_Set task_
Set down each line of the data below exactly as it stands, dropping the pictures.

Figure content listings
Begin

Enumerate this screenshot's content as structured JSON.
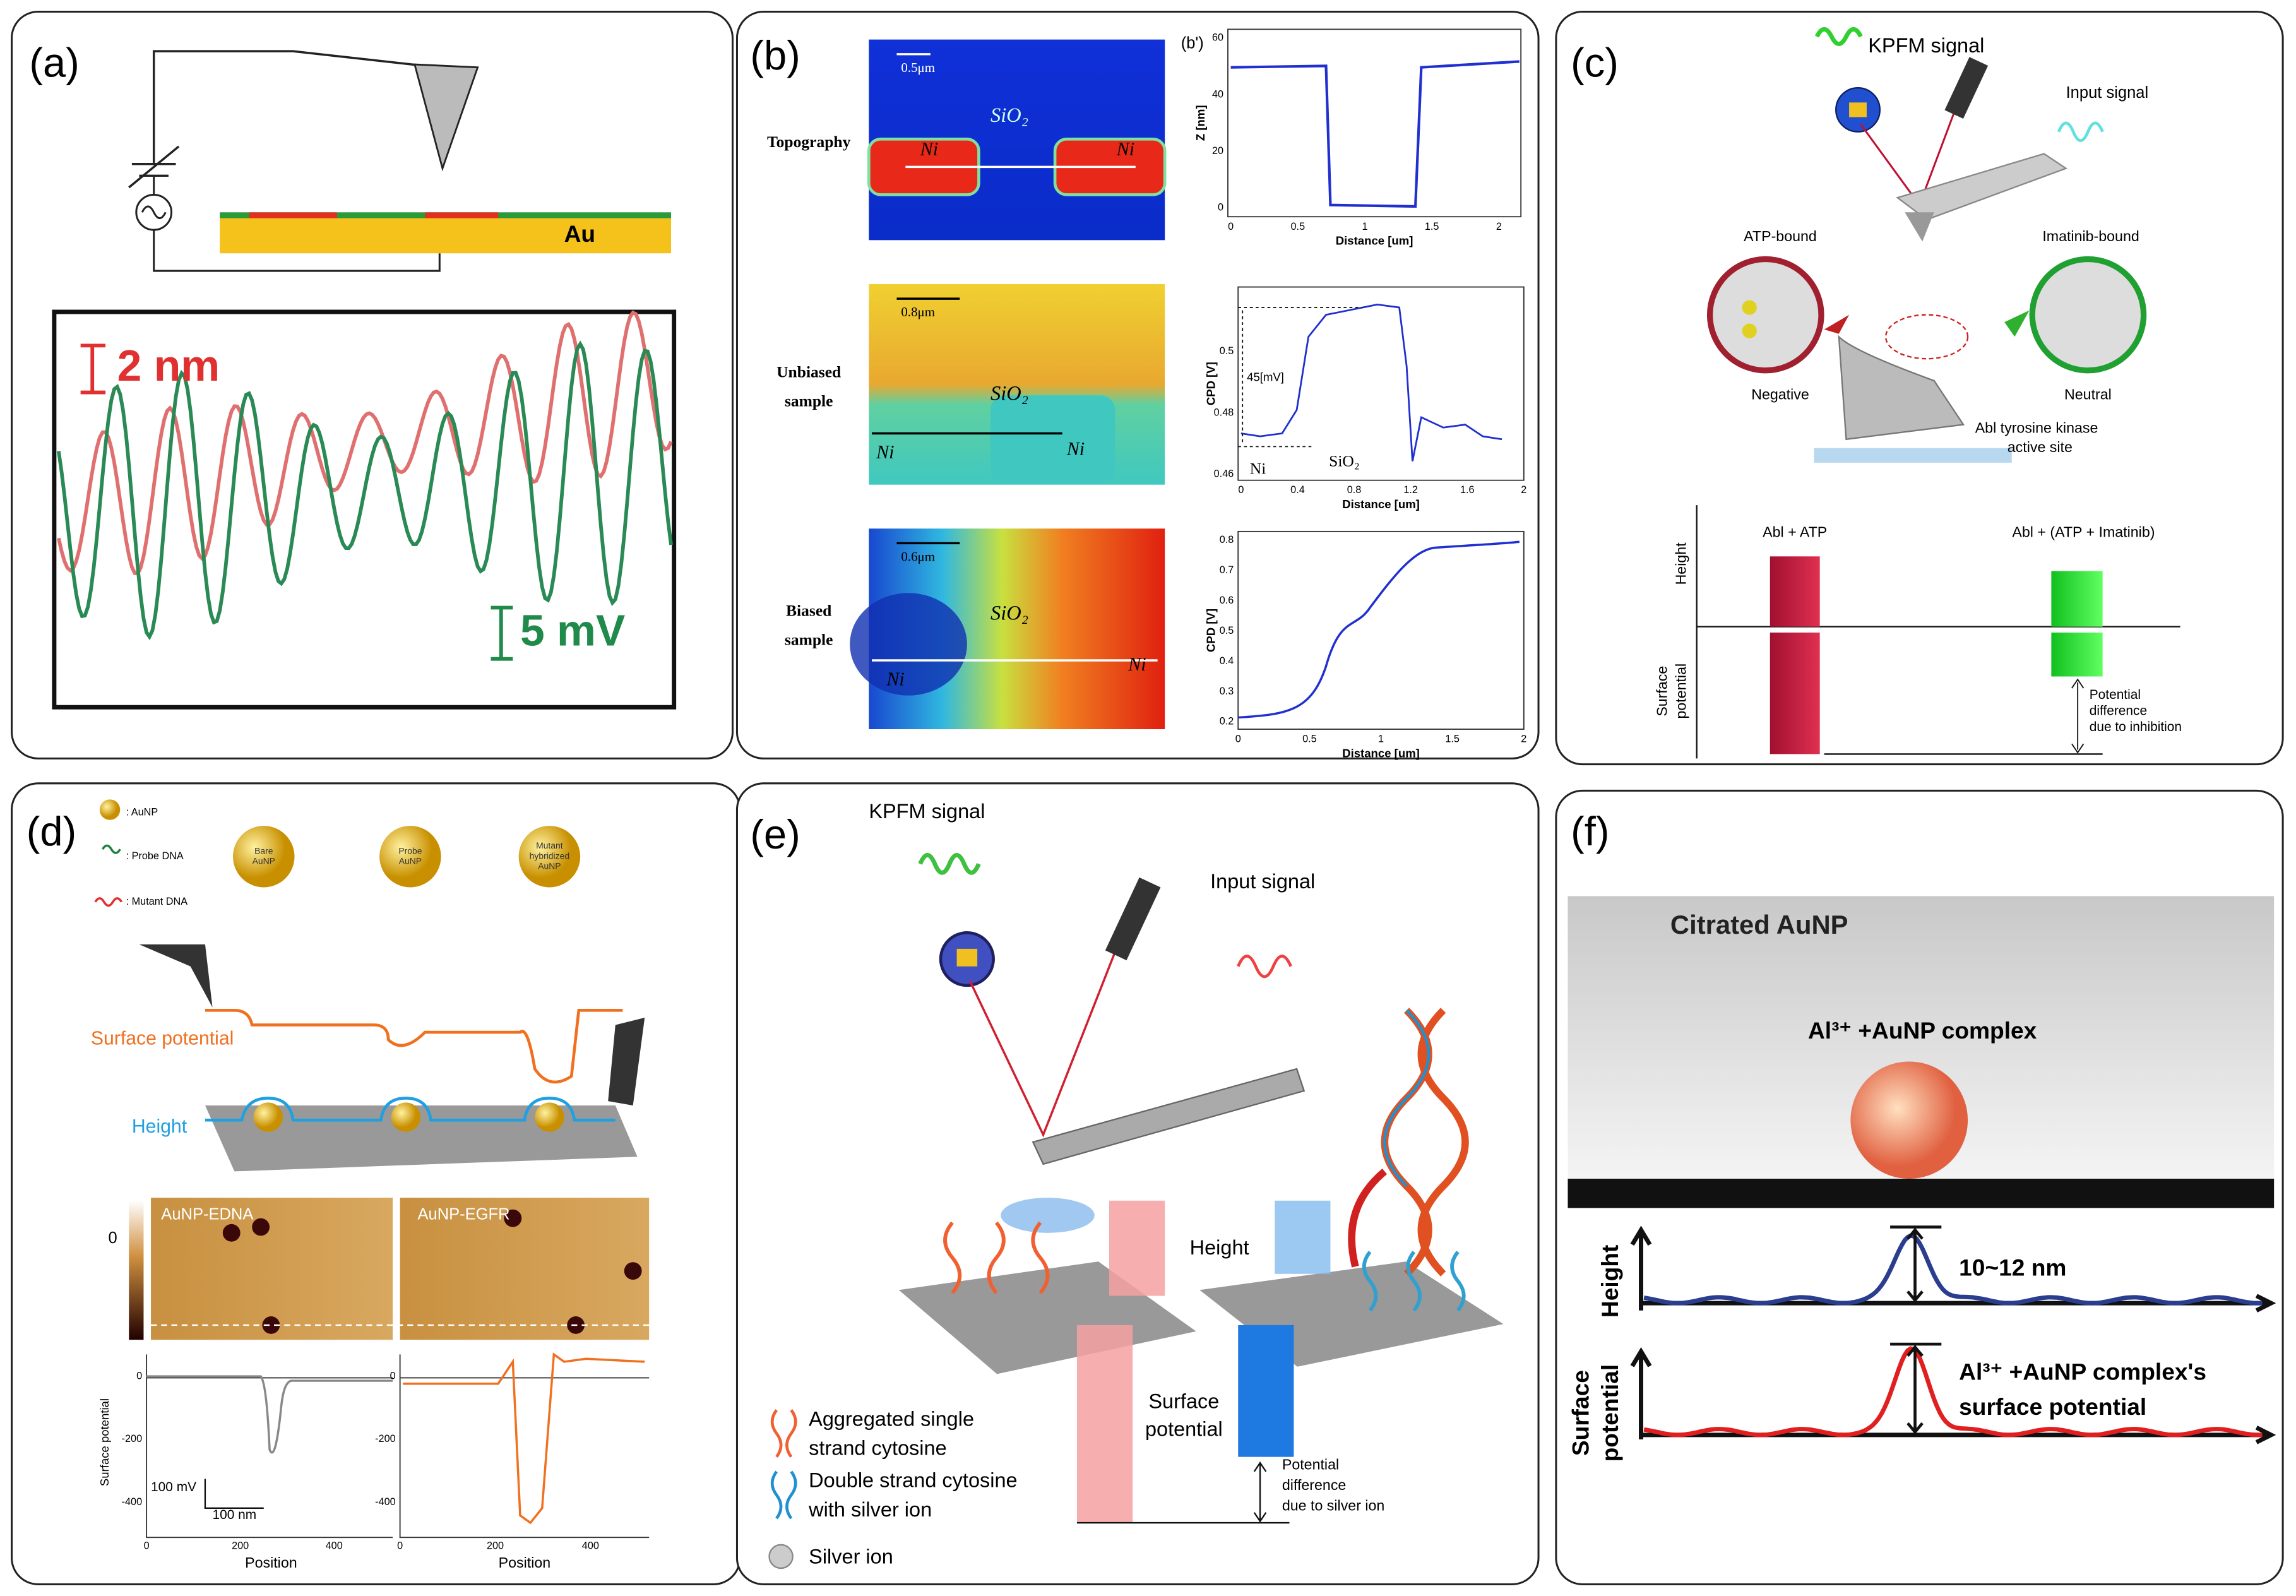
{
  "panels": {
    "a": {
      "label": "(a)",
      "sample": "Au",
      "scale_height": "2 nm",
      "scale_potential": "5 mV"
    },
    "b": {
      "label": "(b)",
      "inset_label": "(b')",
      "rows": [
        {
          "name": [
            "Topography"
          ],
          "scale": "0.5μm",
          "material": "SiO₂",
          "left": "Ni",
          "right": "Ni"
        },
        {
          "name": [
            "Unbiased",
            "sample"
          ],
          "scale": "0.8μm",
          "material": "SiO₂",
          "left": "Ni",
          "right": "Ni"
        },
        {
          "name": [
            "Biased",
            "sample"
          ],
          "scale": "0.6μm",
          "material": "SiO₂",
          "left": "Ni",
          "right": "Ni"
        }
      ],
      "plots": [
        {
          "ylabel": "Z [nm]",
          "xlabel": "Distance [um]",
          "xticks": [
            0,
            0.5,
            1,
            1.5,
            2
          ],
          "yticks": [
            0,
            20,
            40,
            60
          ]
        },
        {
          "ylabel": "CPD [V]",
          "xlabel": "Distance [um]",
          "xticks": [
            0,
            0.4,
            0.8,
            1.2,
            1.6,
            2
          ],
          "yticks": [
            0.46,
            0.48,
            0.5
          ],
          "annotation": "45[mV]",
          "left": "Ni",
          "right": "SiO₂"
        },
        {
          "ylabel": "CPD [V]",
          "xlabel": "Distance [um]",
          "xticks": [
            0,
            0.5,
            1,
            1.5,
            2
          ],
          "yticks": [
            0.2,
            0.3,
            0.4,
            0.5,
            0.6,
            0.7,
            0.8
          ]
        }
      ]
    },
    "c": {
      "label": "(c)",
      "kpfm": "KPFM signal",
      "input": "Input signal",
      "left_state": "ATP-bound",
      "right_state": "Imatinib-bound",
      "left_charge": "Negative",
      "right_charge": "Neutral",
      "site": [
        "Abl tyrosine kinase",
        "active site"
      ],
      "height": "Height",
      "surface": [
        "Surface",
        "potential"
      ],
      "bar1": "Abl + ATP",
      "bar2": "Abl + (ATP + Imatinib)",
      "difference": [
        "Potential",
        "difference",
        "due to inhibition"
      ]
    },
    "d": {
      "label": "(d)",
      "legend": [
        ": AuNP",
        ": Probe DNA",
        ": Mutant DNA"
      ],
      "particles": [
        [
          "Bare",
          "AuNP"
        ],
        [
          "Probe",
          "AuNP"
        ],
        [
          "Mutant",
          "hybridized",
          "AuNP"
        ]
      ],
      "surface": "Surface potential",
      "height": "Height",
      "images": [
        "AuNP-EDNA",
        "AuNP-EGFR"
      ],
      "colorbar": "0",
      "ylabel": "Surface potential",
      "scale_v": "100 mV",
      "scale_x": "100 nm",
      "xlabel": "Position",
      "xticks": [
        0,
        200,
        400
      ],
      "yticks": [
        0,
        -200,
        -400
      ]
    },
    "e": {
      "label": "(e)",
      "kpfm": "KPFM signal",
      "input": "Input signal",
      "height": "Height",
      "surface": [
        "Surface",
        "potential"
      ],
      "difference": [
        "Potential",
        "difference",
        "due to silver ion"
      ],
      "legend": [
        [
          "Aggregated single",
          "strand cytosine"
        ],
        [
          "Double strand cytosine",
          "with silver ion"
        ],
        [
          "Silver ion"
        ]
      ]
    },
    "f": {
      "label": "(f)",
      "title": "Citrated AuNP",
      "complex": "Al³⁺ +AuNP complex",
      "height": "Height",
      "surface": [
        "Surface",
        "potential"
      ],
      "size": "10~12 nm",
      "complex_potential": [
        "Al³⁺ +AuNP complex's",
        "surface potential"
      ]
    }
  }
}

End

_Written answer_
Enumerate this screenshot's content as structured JSON.
{
  "panels": {
    "a": {
      "label": "(a)",
      "sample": "Au",
      "scale_height": "2 nm",
      "scale_potential": "5 mV"
    },
    "b": {
      "label": "(b)",
      "inset_label": "(b')",
      "rows": [
        {
          "name": [
            "Topography"
          ],
          "scale": "0.5μm",
          "material": "SiO₂",
          "left": "Ni",
          "right": "Ni"
        },
        {
          "name": [
            "Unbiased",
            "sample"
          ],
          "scale": "0.8μm",
          "material": "SiO₂",
          "left": "Ni",
          "right": "Ni"
        },
        {
          "name": [
            "Biased",
            "sample"
          ],
          "scale": "0.6μm",
          "material": "SiO₂",
          "left": "Ni",
          "right": "Ni"
        }
      ],
      "plots": [
        {
          "ylabel": "Z [nm]",
          "xlabel": "Distance [um]",
          "xticks": [
            0,
            0.5,
            1,
            1.5,
            2
          ],
          "yticks": [
            0,
            20,
            40,
            60
          ]
        },
        {
          "ylabel": "CPD [V]",
          "xlabel": "Distance [um]",
          "xticks": [
            0,
            0.4,
            0.8,
            1.2,
            1.6,
            2
          ],
          "yticks": [
            0.46,
            0.48,
            0.5
          ],
          "annotation": "45[mV]",
          "left": "Ni",
          "right": "SiO₂"
        },
        {
          "ylabel": "CPD [V]",
          "xlabel": "Distance [um]",
          "xticks": [
            0,
            0.5,
            1,
            1.5,
            2
          ],
          "yticks": [
            0.2,
            0.3,
            0.4,
            0.5,
            0.6,
            0.7,
            0.8
          ]
        }
      ]
    },
    "c": {
      "label": "(c)",
      "kpfm": "KPFM signal",
      "input": "Input signal",
      "left_state": "ATP-bound",
      "right_state": "Imatinib-bound",
      "left_charge": "Negative",
      "right_charge": "Neutral",
      "site": [
        "Abl tyrosine kinase",
        "active site"
      ],
      "height": "Height",
      "surface": [
        "Surface",
        "potential"
      ],
      "bar1": "Abl + ATP",
      "bar2": "Abl + (ATP + Imatinib)",
      "difference": [
        "Potential",
        "difference",
        "due to inhibition"
      ]
    },
    "d": {
      "label": "(d)",
      "legend": [
        ": AuNP",
        ": Probe DNA",
        ": Mutant DNA"
      ],
      "particles": [
        [
          "Bare",
          "AuNP"
        ],
        [
          "Probe",
          "AuNP"
        ],
        [
          "Mutant",
          "hybridized",
          "AuNP"
        ]
      ],
      "surface": "Surface potential",
      "height": "Height",
      "images": [
        "AuNP-EDNA",
        "AuNP-EGFR"
      ],
      "colorbar": "0",
      "ylabel": "Surface potential",
      "scale_v": "100 mV",
      "scale_x": "100 nm",
      "xlabel": "Position",
      "xticks": [
        0,
        200,
        400
      ],
      "yticks": [
        0,
        -200,
        -400
      ]
    },
    "e": {
      "label": "(e)",
      "kpfm": "KPFM signal",
      "input": "Input signal",
      "height": "Height",
      "surface": [
        "Surface",
        "potential"
      ],
      "difference": [
        "Potential",
        "difference",
        "due to silver ion"
      ],
      "legend": [
        [
          "Aggregated single",
          "strand cytosine"
        ],
        [
          "Double strand cytosine",
          "with silver ion"
        ],
        [
          "Silver ion"
        ]
      ]
    },
    "f": {
      "label": "(f)",
      "title": "Citrated AuNP",
      "complex": "Al³⁺ +AuNP complex",
      "height": "Height",
      "surface": [
        "Surface",
        "potential"
      ],
      "size": "10~12 nm",
      "complex_potential": [
        "Al³⁺ +AuNP complex's",
        "surface potential"
      ]
    }
  }
}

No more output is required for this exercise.